## Start

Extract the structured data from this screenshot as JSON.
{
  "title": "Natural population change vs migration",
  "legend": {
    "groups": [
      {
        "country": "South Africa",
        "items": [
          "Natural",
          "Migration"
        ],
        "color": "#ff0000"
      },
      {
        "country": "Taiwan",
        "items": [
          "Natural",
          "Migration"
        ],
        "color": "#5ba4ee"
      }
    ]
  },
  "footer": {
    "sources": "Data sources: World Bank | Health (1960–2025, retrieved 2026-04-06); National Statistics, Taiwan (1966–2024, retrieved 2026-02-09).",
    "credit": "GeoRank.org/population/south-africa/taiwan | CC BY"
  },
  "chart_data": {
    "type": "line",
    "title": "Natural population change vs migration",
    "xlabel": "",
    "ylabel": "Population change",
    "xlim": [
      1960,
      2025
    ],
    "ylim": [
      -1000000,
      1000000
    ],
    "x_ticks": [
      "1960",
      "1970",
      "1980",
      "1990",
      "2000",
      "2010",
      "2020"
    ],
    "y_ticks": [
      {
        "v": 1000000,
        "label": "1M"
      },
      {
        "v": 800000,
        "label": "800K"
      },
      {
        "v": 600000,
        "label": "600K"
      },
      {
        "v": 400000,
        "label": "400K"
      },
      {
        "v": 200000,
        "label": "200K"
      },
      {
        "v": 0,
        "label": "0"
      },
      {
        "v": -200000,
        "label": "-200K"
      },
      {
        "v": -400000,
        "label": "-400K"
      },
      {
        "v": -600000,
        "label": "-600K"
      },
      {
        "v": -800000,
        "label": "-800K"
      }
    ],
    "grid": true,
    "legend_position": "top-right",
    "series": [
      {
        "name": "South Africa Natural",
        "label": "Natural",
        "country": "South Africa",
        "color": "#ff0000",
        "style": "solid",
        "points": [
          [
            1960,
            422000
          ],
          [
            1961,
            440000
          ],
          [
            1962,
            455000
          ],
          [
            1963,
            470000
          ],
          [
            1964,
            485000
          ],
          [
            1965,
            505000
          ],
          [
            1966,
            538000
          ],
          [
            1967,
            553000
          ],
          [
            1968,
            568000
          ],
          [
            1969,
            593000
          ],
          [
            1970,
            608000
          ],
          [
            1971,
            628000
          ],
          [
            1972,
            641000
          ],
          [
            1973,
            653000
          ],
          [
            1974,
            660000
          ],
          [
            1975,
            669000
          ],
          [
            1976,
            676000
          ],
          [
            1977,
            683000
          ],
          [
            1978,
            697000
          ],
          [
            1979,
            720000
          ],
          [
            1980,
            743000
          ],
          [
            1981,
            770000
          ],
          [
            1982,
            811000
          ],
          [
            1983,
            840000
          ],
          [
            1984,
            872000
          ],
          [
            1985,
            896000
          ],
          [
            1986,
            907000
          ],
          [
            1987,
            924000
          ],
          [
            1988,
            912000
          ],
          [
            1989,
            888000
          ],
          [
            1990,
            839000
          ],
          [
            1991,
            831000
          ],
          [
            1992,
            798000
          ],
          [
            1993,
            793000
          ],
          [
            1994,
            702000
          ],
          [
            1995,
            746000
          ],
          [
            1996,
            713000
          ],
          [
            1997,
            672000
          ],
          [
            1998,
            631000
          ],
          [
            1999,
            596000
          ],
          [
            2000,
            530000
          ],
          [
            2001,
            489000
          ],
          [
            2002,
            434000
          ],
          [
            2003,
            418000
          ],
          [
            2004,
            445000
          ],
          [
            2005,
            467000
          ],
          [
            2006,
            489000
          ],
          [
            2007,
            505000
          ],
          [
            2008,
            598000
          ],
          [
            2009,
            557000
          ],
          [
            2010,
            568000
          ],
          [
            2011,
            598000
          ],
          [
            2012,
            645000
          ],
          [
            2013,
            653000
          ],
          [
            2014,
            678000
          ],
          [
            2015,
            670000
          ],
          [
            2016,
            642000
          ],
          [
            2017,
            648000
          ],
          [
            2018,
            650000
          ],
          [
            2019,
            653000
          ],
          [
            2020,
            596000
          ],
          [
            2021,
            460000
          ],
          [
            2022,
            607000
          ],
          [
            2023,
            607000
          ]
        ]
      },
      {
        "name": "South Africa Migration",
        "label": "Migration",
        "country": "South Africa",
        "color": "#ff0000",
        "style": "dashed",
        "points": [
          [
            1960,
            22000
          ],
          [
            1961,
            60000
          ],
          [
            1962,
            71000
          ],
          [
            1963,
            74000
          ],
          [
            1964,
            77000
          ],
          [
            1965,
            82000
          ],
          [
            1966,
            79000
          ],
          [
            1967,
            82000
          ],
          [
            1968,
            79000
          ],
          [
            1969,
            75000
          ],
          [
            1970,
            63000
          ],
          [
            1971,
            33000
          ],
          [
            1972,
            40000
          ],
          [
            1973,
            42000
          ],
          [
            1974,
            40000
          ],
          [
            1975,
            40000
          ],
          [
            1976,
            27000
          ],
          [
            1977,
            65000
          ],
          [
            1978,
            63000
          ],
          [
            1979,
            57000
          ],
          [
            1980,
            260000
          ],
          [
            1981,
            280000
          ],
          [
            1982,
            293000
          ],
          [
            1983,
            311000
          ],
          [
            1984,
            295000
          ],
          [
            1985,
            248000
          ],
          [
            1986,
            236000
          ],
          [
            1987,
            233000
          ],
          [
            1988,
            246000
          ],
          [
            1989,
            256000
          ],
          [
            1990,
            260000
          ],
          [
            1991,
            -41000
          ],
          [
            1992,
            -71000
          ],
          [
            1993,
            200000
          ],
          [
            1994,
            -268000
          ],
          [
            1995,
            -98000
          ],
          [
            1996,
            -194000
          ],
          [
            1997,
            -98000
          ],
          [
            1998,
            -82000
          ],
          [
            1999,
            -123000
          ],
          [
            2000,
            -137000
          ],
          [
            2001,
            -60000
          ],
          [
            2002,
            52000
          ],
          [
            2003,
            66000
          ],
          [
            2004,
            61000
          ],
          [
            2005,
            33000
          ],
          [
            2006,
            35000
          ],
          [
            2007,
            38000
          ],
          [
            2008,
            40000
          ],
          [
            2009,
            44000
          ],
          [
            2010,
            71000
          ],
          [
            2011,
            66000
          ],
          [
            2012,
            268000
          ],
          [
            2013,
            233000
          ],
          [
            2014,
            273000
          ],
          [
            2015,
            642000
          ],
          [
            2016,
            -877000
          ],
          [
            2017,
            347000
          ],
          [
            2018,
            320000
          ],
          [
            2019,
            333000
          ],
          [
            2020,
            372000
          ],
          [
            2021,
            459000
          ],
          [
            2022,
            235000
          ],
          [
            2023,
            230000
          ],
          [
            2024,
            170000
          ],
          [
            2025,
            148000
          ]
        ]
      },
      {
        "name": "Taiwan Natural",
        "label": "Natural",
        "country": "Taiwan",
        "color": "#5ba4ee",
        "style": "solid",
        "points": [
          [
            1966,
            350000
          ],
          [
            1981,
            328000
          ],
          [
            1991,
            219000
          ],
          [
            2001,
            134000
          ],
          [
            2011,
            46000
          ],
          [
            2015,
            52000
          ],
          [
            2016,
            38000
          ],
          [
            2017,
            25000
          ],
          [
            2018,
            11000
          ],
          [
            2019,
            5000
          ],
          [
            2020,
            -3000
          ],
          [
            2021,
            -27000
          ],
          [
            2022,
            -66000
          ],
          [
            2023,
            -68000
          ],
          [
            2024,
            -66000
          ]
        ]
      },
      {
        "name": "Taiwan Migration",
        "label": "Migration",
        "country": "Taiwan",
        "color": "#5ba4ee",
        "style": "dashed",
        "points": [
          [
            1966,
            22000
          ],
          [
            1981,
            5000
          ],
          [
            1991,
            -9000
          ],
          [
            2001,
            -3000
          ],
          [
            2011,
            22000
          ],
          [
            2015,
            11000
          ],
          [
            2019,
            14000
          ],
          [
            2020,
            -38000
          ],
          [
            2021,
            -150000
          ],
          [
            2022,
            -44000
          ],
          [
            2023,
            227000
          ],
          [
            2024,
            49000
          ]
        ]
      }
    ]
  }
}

## End

# Task statement
Gather up, from the records above, each line where the word "title" appears.

# Answer to the exercise
  "title": "Natural population change vs migration",
    "title": "Natural population change vs migration",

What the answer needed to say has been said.